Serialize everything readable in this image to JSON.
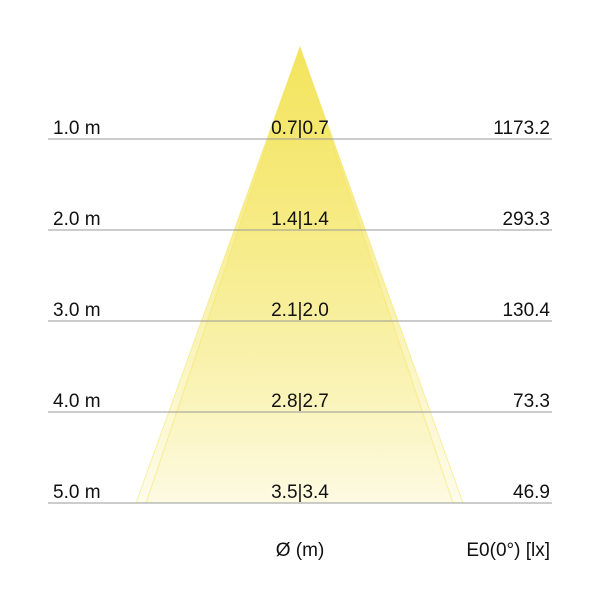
{
  "rows": [
    {
      "distance": "1.0 m",
      "diameter": "0.7|0.7",
      "illuminance": "1173.2"
    },
    {
      "distance": "2.0 m",
      "diameter": "1.4|1.4",
      "illuminance": "293.3"
    },
    {
      "distance": "3.0 m",
      "diameter": "2.1|2.0",
      "illuminance": "130.4"
    },
    {
      "distance": "4.0 m",
      "diameter": "2.8|2.7",
      "illuminance": "73.3"
    },
    {
      "distance": "5.0 m",
      "diameter": "3.5|3.4",
      "illuminance": "46.9"
    }
  ],
  "footer": {
    "diameter_label": "Ø (m)",
    "illuminance_label": "E0(0°) [lx]"
  },
  "colors": {
    "cone": "#f3e45a",
    "line": "#999999"
  }
}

> Goal of the exercise: Tally how many lines of the records hold the word "distance". Answer with the number only.

> Exercise solution: 5